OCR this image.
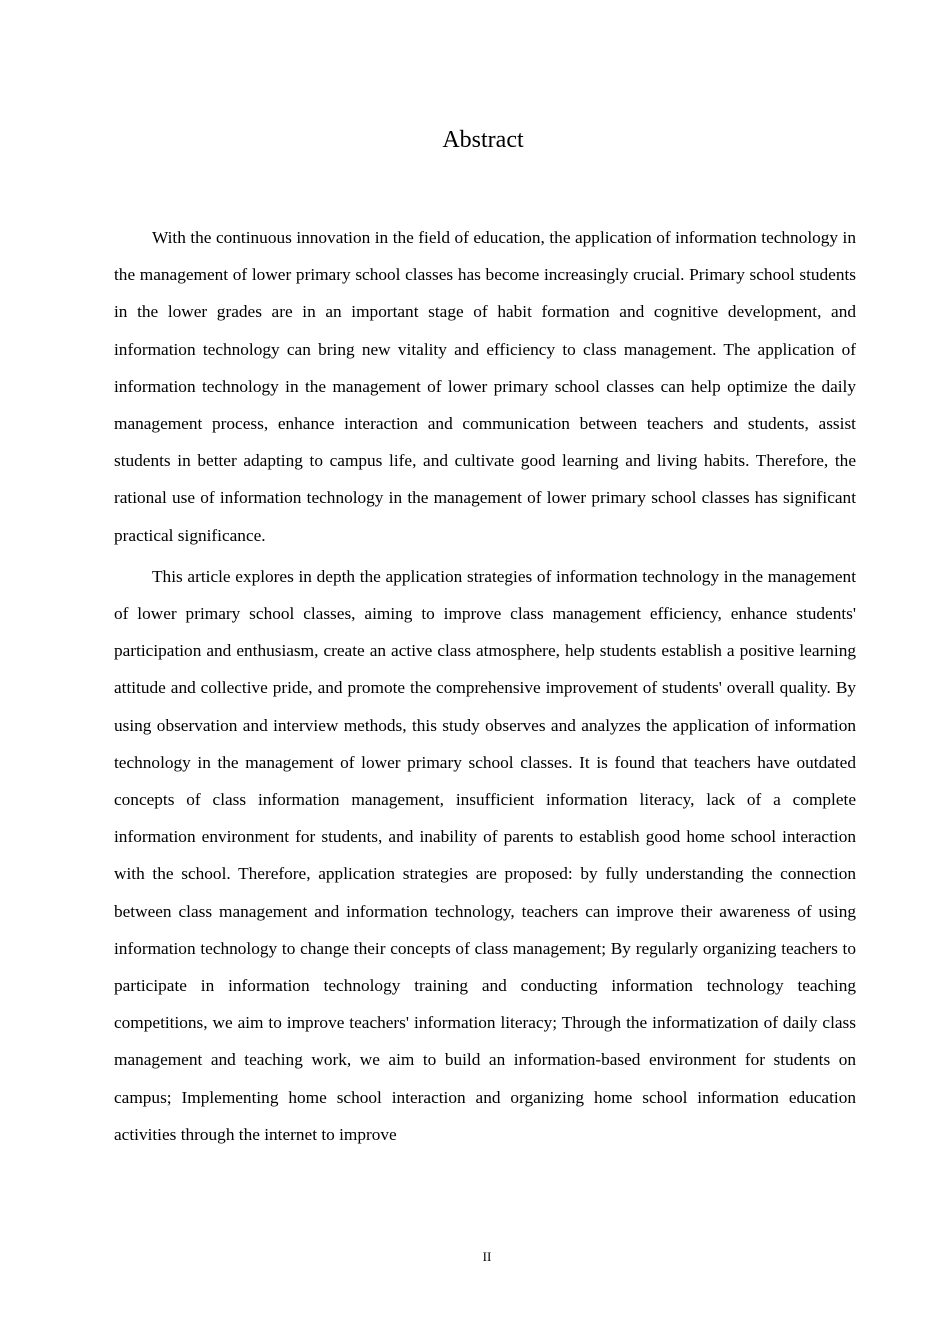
Abstract

With the continuous innovation in the field of education, the application of information technology in the management of lower primary school classes has become increasingly crucial. Primary school students in the lower grades are in an important stage of habit formation and cognitive development, and information technology can bring new vitality and efficiency to class management. The application of information technology in the management of lower primary school classes can help optimize the daily management process, enhance interaction and communication between teachers and students, assist students in better adapting to campus life, and cultivate good learning and living habits. Therefore, the rational use of information technology in the management of lower primary school classes has significant practical significance.

This article explores in depth the application strategies of information technology in the management of lower primary school classes, aiming to improve class management efficiency, enhance students' participation and enthusiasm, create an active class atmosphere, help students establish a positive learning attitude and collective pride, and promote the comprehensive improvement of students' overall quality. By using observation and interview methods, this study observes and analyzes the application of information technology in the management of lower primary school classes. It is found that teachers have outdated concepts of class information management, insufficient information literacy, lack of a complete information environment for students, and inability of parents to establish good home school interaction with the school. Therefore, application strategies are proposed: by fully understanding the connection between class management and information technology, teachers can improve their awareness of using information technology to change their concepts of class management; By regularly organizing teachers to participate in information technology training and conducting information technology teaching competitions, we aim to improve teachers' information literacy; Through the informatization of daily class management and teaching work, we aim to build an information-based environment for students on campus; Implementing home school interaction and organizing home school information education activities through the internet to improve

II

★ ★ ★ ★ ★

Exercise description: Transcribe the preceding listing in its entirety and with exact wording, leaving out pictures.

Solution below:
OCR this image.
Abstract

With the continuous innovation in the field of education, the application of information technology in the management of lower primary school classes has become increasingly crucial. Primary school students in the lower grades are in an important stage of habit formation and cognitive development, and information technology can bring new vitality and efficiency to class management. The application of information technology in the management of lower primary school classes can help optimize the daily management process, enhance interaction and communication between teachers and students, assist students in better adapting to campus life, and cultivate good learning and living habits. Therefore, the rational use of information technology in the management of lower primary school classes has significant practical significance.

This article explores in depth the application strategies of information technology in the management of lower primary school classes, aiming to improve class management efficiency, enhance students' participation and enthusiasm, create an active class atmosphere, help students establish a positive learning attitude and collective pride, and promote the comprehensive improvement of students' overall quality. By using observation and interview methods, this study observes and analyzes the application of information technology in the management of lower primary school classes. It is found that teachers have outdated concepts of class information management, insufficient information literacy, lack of a complete information environment for students, and inability of parents to establish good home school interaction with the school. Therefore, application strategies are proposed: by fully understanding the connection between class management and information technology, teachers can improve their awareness of using information technology to change their concepts of class management; By regularly organizing teachers to participate in information technology training and conducting information technology teaching competitions, we aim to improve teachers' information literacy; Through the informatization of daily class management and teaching work, we aim to build an information-based environment for students on campus; Implementing home school interaction and organizing home school information education activities through the internet to improve

II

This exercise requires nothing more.